◆ The problem ◆
Pictures aside, repeat every entry exactly.
* Begin Records to use *
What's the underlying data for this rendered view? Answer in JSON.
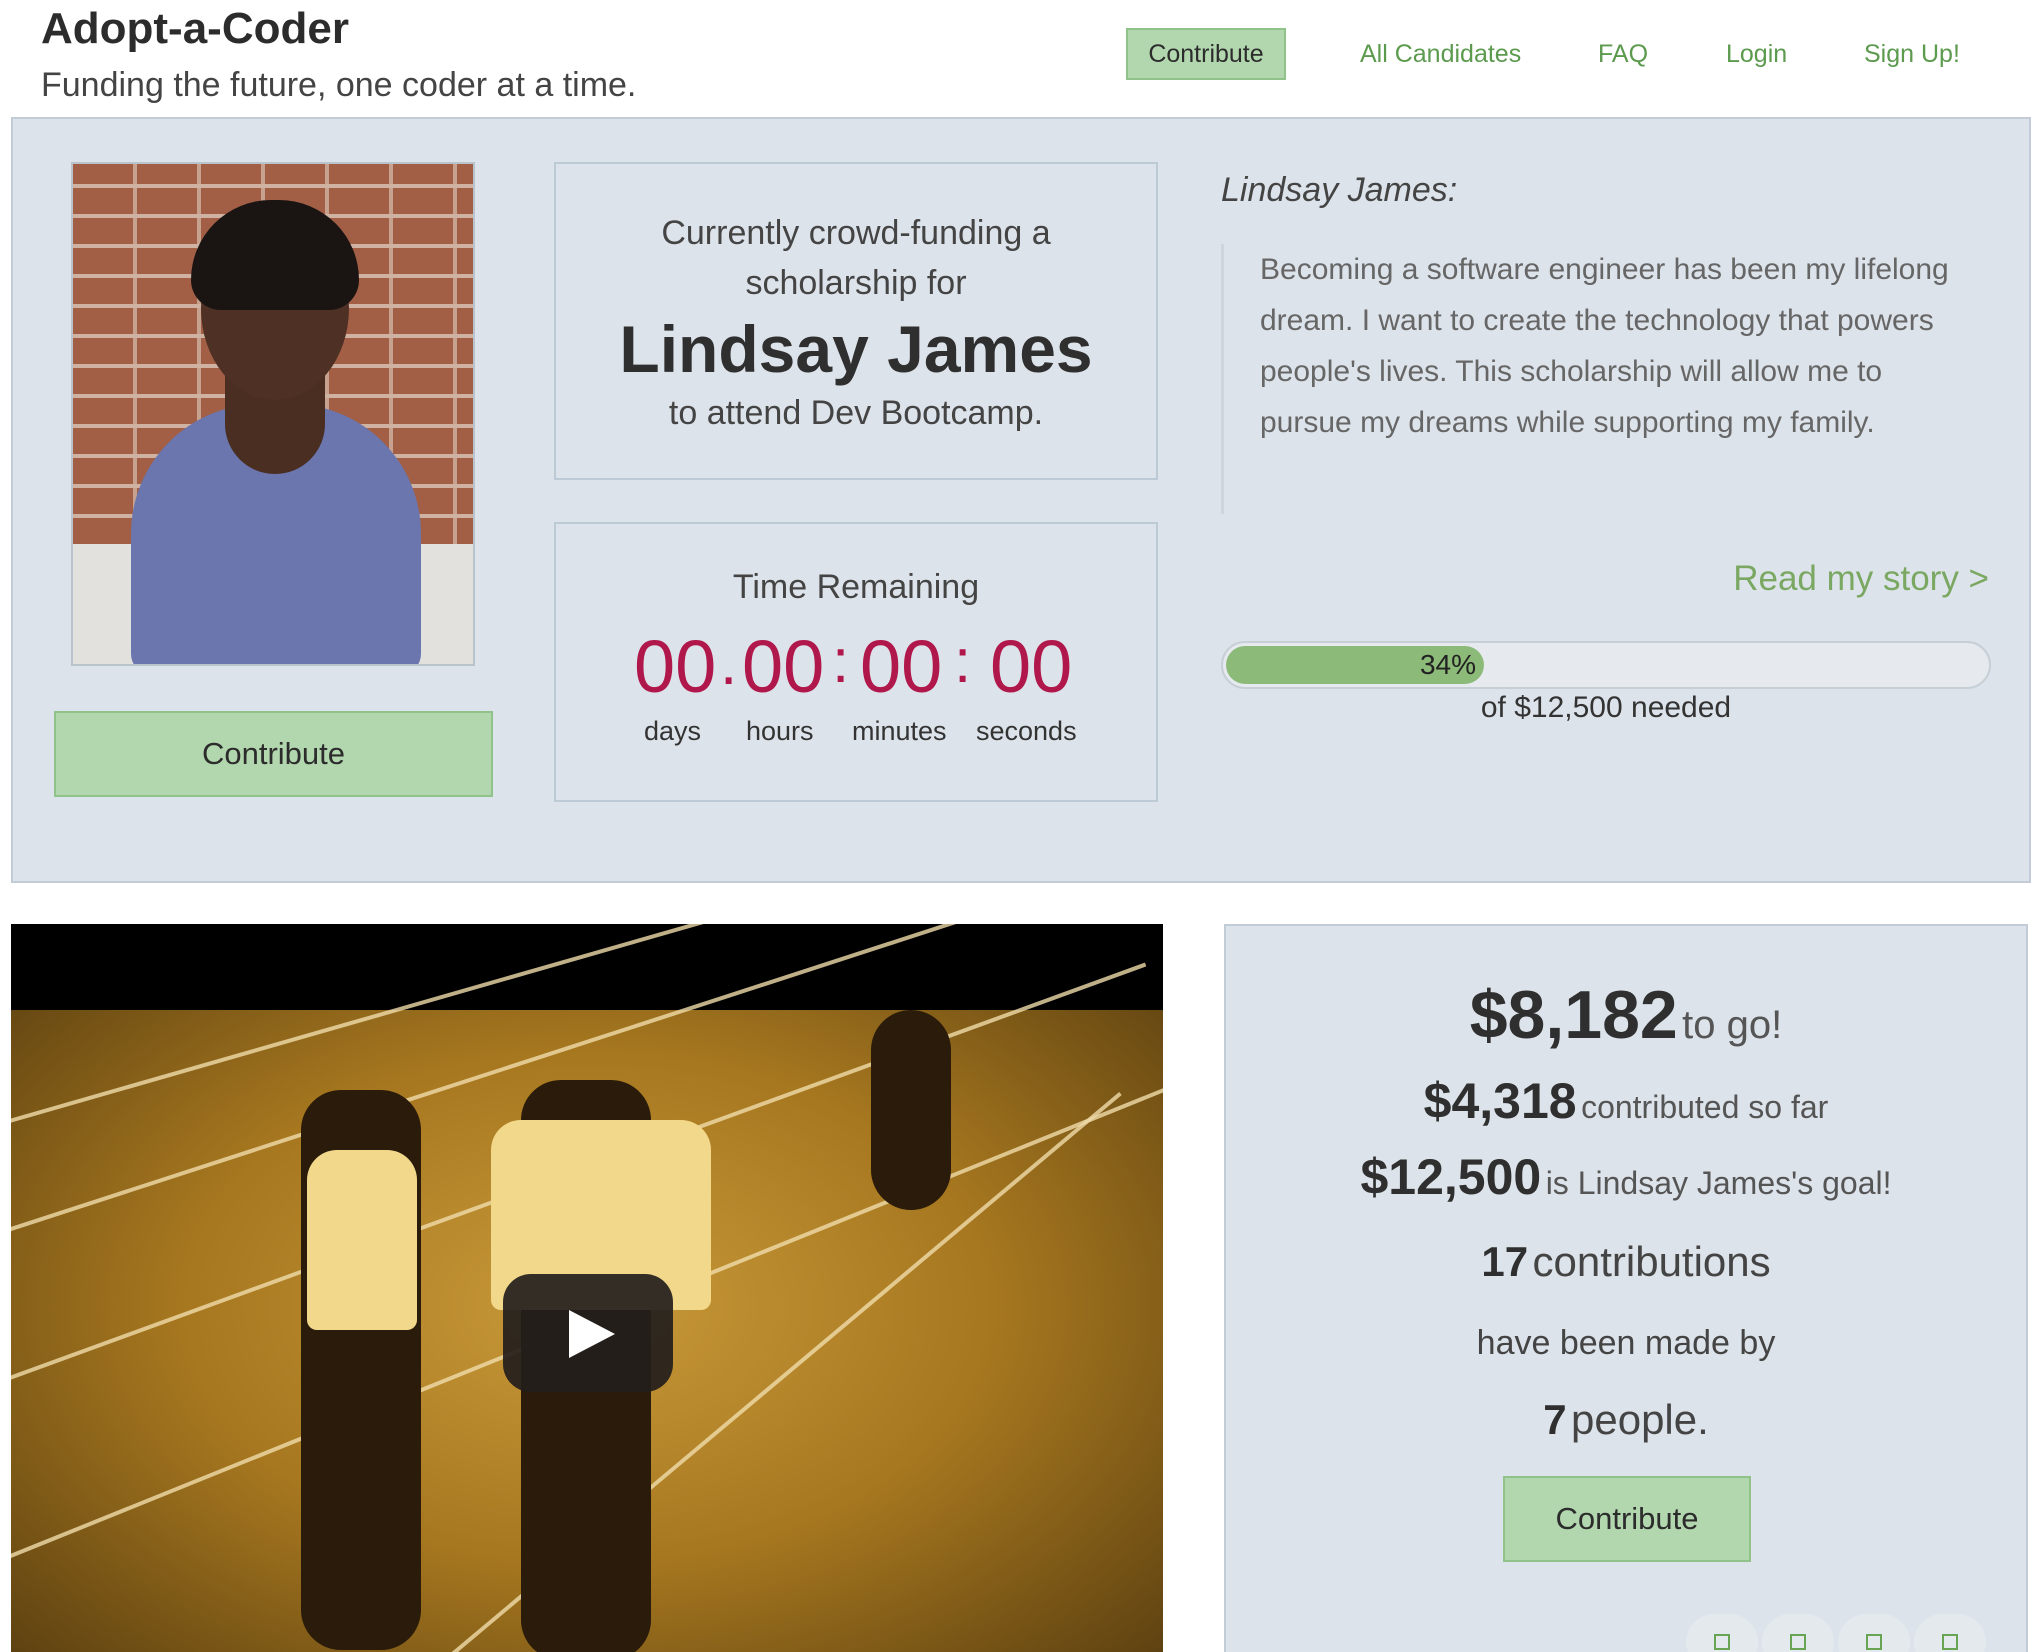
{
  "header": {
    "site_title": "Adopt-a-Coder",
    "tagline": "Funding the future, one coder at a time.",
    "nav": {
      "contribute": "Contribute",
      "all_candidates": "All Candidates",
      "faq": "FAQ",
      "login": "Login",
      "sign_up": "Sign Up!"
    }
  },
  "hero": {
    "contribute_label": "Contribute",
    "funding_line_1": "Currently crowd-funding a",
    "funding_line_2": "scholarship for",
    "candidate_name": "Lindsay James",
    "funding_line_3": "to attend Dev Bootcamp.",
    "timer": {
      "title": "Time Remaining",
      "days": "00",
      "hours": "00",
      "minutes": "00",
      "seconds": "00",
      "units": [
        "days",
        "hours",
        "minutes",
        "seconds"
      ]
    },
    "bio_name": "Lindsay James:",
    "bio_quote": "Becoming a software engineer has been my lifelong dream. I want to create the technology that powers people's lives. This scholarship will allow me to pursue my dreams while supporting my family.",
    "read_story": "Read my story >",
    "progress": {
      "percent": 34,
      "label": "34%",
      "caption": "of $12,500 needed"
    }
  },
  "stats": {
    "to_go_amount": "$8,182",
    "to_go_label": "to go!",
    "contributed_amount": "$4,318",
    "contributed_label": "contributed so far",
    "goal_amount": "$12,500",
    "goal_label": "is Lindsay James's goal!",
    "contributions_count": "17",
    "contributions_label": "contributions",
    "made_by_label": "have been made by",
    "people_count": "7",
    "people_label": "people.",
    "contribute_label": "Contribute"
  },
  "colors": {
    "button_green": "#b2d7ae",
    "link_green": "#5c9a4e",
    "timer_red": "#b0184c",
    "panel_bg": "#dde3ea",
    "progress_fill": "#8cba78"
  },
  "icons": {
    "video_play": "play-icon",
    "carousel": "square-dot-icon"
  }
}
* End Records to use *
◆ Final answer ◆
What's the underlying data for this rendered view? Answer in JSON.
{
  "header": {
    "site_title": "Adopt-a-Coder",
    "tagline": "Funding the future, one coder at a time.",
    "nav": {
      "contribute": "Contribute",
      "all_candidates": "All Candidates",
      "faq": "FAQ",
      "login": "Login",
      "sign_up": "Sign Up!"
    }
  },
  "hero": {
    "contribute_label": "Contribute",
    "funding_line_1": "Currently crowd-funding a",
    "funding_line_2": "scholarship for",
    "candidate_name": "Lindsay James",
    "funding_line_3": "to attend Dev Bootcamp.",
    "timer": {
      "title": "Time Remaining",
      "days": "00",
      "hours": "00",
      "minutes": "00",
      "seconds": "00",
      "units": [
        "days",
        "hours",
        "minutes",
        "seconds"
      ]
    },
    "bio_name": "Lindsay James:",
    "bio_quote": "Becoming a software engineer has been my lifelong dream. I want to create the technology that powers people's lives. This scholarship will allow me to pursue my dreams while supporting my family.",
    "read_story": "Read my story >",
    "progress": {
      "percent": 34,
      "label": "34%",
      "caption": "of $12,500 needed"
    }
  },
  "stats": {
    "to_go_amount": "$8,182",
    "to_go_label": "to go!",
    "contributed_amount": "$4,318",
    "contributed_label": "contributed so far",
    "goal_amount": "$12,500",
    "goal_label": "is Lindsay James's goal!",
    "contributions_count": "17",
    "contributions_label": "contributions",
    "made_by_label": "have been made by",
    "people_count": "7",
    "people_label": "people.",
    "contribute_label": "Contribute"
  },
  "colors": {
    "button_green": "#b2d7ae",
    "link_green": "#5c9a4e",
    "timer_red": "#b0184c",
    "panel_bg": "#dde3ea",
    "progress_fill": "#8cba78"
  },
  "icons": {
    "video_play": "play-icon",
    "carousel": "square-dot-icon"
  }
}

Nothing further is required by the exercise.